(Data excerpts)

§

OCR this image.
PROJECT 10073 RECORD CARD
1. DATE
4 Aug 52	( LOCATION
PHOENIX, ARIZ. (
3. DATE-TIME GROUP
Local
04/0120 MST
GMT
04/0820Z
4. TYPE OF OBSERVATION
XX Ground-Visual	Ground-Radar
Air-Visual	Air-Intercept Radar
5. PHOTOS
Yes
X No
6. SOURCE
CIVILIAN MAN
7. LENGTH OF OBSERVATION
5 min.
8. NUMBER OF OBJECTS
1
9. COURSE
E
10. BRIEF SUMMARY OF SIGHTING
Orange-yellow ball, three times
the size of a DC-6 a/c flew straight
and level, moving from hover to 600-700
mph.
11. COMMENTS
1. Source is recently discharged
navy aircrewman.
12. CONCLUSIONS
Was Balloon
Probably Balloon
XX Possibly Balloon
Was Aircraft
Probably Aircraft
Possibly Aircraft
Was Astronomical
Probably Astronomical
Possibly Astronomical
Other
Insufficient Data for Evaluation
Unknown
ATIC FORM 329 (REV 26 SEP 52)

§

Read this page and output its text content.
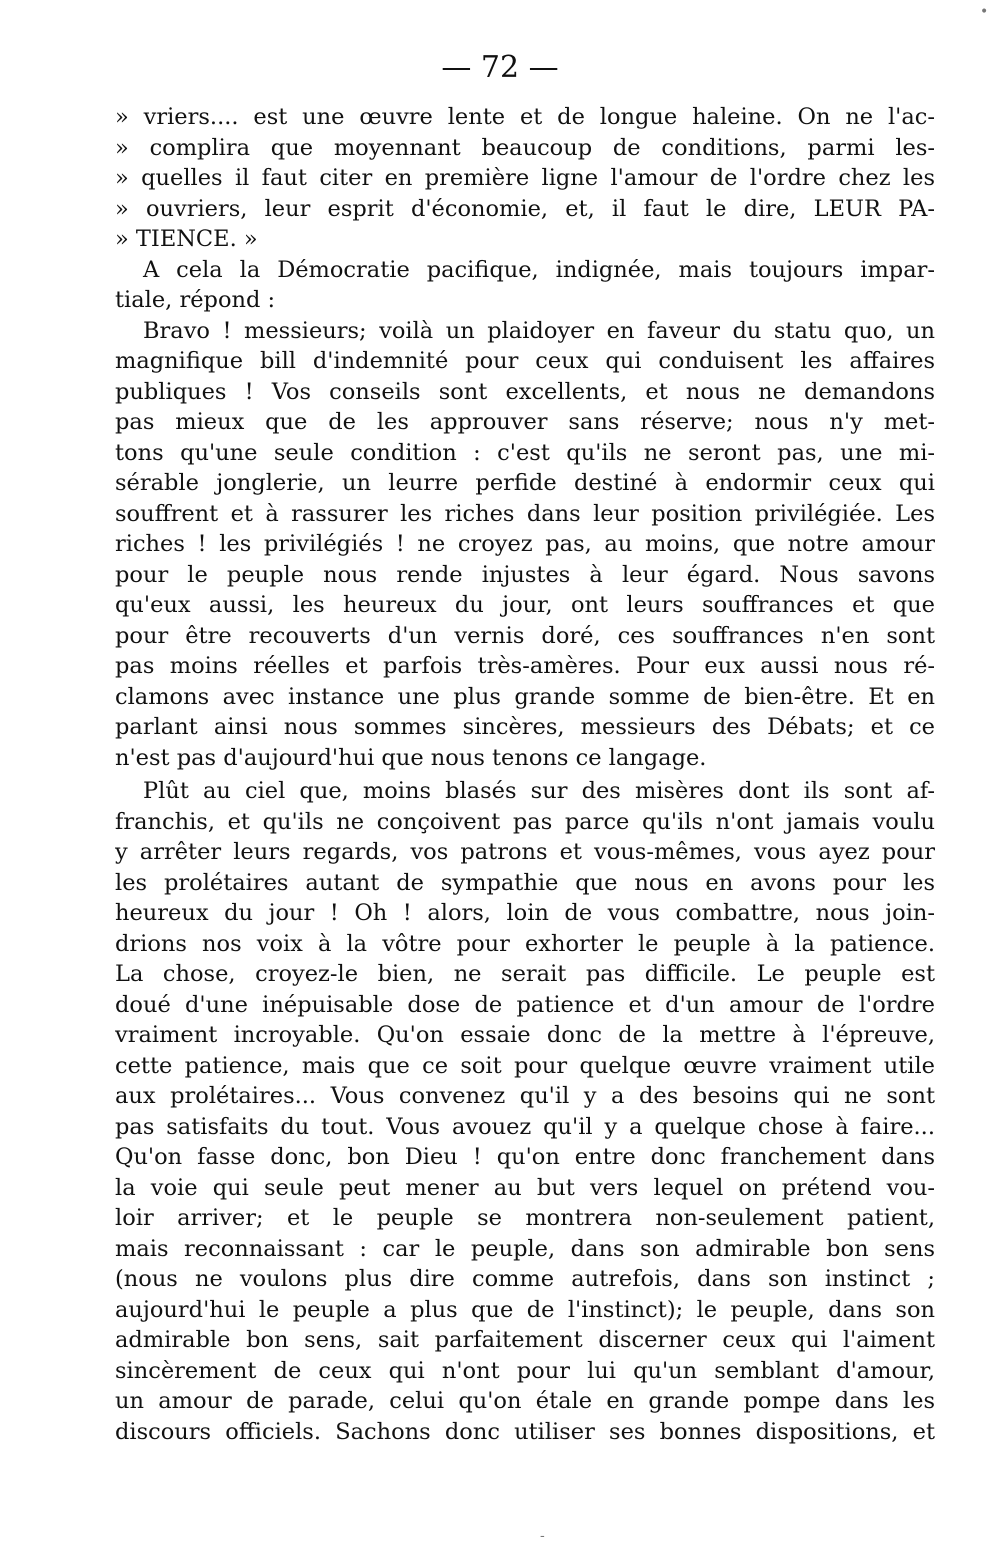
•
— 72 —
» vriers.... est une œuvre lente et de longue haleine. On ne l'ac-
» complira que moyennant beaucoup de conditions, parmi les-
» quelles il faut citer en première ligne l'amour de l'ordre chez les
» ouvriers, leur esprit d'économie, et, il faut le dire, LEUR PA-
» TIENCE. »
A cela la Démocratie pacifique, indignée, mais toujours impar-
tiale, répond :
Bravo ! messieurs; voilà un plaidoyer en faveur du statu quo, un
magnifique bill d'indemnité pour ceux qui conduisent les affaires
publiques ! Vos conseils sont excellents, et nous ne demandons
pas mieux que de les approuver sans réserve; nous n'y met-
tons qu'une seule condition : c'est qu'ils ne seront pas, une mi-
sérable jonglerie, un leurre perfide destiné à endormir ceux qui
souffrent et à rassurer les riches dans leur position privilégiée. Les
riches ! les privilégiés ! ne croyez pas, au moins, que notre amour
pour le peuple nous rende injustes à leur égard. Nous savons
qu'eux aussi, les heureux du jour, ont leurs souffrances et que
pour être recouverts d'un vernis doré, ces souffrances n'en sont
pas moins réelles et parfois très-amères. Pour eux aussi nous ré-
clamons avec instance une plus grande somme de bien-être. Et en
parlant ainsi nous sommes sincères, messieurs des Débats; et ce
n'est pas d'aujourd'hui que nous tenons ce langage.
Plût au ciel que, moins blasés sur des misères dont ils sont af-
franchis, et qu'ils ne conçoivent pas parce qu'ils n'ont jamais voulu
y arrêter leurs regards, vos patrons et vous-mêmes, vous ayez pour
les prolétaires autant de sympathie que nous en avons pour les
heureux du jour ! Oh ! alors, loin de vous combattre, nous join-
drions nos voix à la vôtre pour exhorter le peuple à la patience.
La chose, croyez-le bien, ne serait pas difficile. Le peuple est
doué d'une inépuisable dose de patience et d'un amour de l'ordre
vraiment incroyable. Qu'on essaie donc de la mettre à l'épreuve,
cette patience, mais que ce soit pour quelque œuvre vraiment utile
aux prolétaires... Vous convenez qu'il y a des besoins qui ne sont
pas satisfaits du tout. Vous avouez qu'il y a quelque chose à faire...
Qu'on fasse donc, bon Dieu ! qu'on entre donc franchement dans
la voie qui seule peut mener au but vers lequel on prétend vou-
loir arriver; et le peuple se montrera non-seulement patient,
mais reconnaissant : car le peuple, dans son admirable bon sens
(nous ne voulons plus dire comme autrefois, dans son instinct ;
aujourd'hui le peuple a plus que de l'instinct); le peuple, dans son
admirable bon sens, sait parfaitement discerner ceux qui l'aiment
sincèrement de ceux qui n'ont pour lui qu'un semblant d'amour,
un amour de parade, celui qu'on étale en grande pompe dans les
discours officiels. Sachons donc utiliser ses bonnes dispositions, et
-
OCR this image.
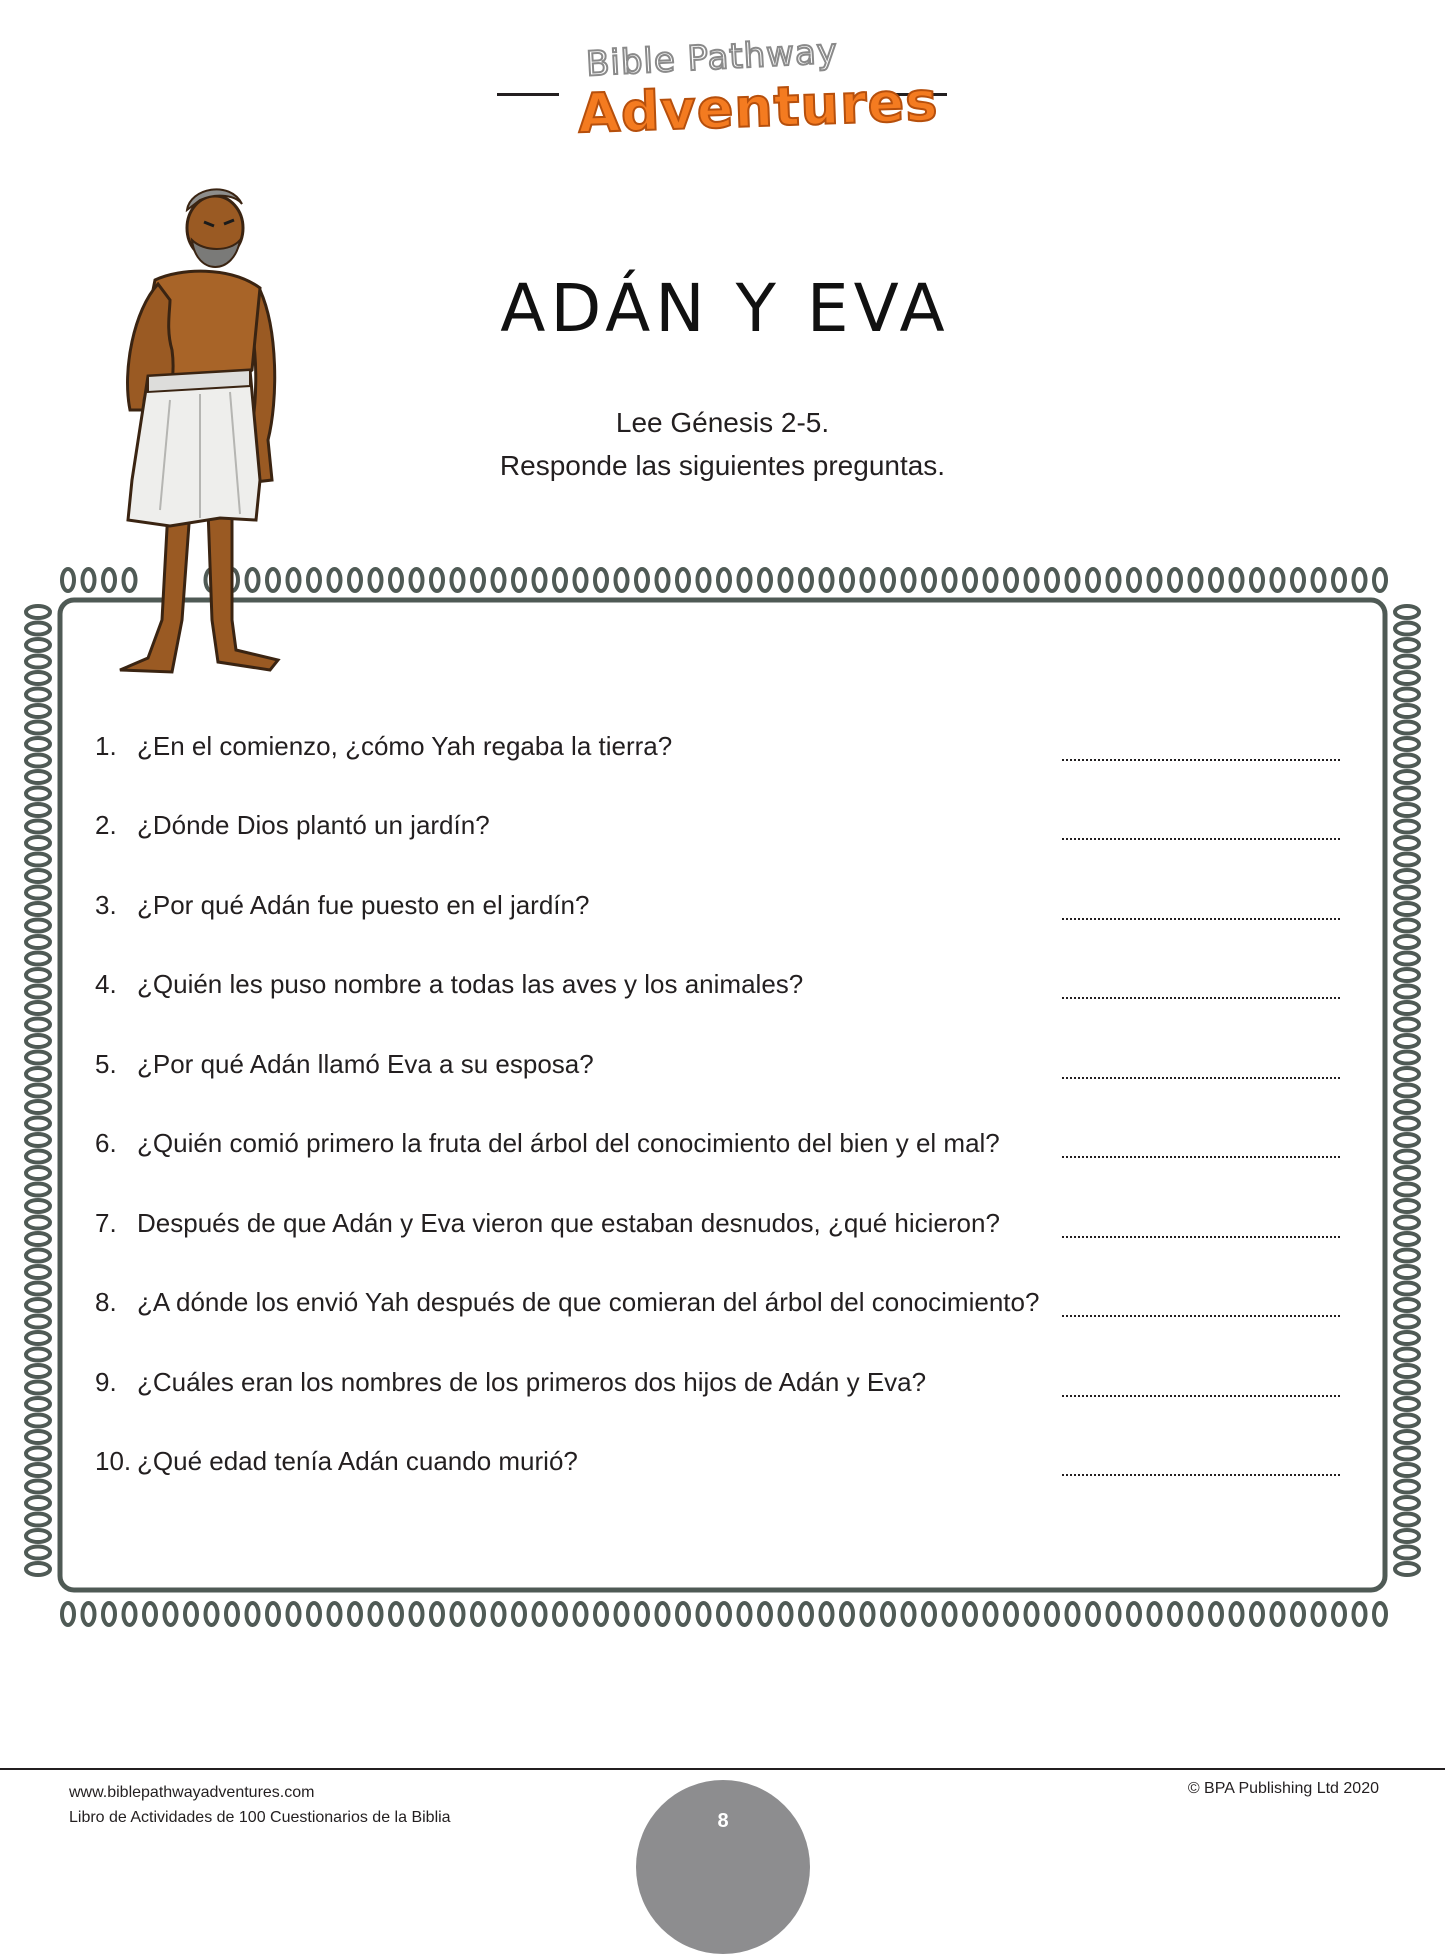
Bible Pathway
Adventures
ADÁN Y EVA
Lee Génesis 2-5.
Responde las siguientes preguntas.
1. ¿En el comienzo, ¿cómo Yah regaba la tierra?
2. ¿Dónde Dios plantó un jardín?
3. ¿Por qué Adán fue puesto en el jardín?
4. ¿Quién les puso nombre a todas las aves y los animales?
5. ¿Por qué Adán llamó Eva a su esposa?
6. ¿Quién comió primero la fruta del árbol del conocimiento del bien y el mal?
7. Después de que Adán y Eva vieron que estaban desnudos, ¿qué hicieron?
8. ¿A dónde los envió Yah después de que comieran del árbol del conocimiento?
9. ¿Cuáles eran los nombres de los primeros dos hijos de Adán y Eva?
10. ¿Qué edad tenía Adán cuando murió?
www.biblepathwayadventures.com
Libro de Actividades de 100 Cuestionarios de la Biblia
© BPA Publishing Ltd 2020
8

§

Copy every line in the listing above where the string "quelque" turns up.

### The result:
cette patience, mais que ce soit pour quelque œuvre vraiment utile
pas satisfaits du tout. Vous avouez qu'il y a quelque chose à faire...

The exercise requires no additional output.